* **Exercise objective**
Find each line with the word "code" and state how many there are, nothing more.

(Source records)
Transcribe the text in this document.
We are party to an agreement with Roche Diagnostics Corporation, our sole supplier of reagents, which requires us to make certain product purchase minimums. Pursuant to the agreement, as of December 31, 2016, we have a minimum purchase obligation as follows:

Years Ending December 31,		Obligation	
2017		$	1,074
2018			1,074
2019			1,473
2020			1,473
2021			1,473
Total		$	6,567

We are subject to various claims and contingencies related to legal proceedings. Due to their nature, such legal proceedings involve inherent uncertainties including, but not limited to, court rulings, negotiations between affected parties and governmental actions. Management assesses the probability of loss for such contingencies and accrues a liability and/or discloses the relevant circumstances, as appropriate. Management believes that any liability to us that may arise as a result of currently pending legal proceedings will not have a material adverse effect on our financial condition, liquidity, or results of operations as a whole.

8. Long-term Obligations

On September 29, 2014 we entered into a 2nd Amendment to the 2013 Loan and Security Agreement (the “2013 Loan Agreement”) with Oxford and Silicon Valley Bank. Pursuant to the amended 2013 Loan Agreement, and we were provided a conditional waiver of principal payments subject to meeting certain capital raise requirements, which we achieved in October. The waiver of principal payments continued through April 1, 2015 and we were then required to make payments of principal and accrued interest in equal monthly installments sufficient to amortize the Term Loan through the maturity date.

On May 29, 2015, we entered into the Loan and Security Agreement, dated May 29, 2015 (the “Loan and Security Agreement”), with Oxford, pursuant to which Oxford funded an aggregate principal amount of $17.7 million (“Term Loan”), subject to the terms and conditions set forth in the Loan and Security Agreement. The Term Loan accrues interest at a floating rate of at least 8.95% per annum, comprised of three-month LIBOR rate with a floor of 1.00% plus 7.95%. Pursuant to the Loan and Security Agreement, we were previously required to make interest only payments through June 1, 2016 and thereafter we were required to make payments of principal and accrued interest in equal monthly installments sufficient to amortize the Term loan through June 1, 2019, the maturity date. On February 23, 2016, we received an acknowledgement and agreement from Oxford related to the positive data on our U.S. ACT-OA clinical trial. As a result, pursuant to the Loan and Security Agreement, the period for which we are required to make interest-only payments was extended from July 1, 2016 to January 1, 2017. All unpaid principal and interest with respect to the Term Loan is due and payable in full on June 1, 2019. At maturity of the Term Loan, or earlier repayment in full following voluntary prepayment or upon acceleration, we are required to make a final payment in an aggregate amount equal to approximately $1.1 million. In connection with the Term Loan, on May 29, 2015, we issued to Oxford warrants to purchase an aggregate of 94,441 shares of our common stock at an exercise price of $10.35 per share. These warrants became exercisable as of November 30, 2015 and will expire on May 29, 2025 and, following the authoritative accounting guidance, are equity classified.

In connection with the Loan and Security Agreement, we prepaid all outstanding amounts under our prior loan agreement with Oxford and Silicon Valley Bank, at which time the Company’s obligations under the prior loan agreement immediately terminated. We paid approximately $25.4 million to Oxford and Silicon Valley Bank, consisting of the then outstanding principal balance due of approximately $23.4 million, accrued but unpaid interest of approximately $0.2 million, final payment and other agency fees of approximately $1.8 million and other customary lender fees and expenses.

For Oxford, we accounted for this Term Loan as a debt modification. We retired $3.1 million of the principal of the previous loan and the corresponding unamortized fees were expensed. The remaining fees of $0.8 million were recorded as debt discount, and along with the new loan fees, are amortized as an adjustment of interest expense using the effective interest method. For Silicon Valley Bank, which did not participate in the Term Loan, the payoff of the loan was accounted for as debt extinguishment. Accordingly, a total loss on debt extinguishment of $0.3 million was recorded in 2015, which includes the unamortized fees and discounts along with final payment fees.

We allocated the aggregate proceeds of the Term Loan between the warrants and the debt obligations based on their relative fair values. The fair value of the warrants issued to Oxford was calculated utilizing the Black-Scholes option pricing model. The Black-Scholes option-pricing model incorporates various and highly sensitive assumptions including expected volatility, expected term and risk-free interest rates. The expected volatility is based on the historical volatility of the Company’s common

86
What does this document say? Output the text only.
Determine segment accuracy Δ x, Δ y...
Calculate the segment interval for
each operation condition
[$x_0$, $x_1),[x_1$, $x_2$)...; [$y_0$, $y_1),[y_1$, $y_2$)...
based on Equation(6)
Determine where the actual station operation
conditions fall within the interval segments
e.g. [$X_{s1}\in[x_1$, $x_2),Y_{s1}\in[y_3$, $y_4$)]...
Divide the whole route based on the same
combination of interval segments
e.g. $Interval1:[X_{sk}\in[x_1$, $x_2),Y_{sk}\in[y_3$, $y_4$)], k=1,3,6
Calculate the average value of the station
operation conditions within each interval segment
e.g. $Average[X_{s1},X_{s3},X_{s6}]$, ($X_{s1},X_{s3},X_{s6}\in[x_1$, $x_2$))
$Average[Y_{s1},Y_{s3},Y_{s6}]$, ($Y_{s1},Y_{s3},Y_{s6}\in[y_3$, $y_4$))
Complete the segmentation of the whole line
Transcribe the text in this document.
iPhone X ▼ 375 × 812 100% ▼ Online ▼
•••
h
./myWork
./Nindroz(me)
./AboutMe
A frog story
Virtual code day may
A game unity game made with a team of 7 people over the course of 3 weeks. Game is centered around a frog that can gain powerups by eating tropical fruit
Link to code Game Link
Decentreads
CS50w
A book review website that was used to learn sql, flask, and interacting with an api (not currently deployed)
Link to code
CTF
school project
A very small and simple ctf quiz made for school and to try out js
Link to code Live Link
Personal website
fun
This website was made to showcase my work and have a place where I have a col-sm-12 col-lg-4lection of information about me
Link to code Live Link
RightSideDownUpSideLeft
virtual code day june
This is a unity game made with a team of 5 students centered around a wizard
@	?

* **Task response**
6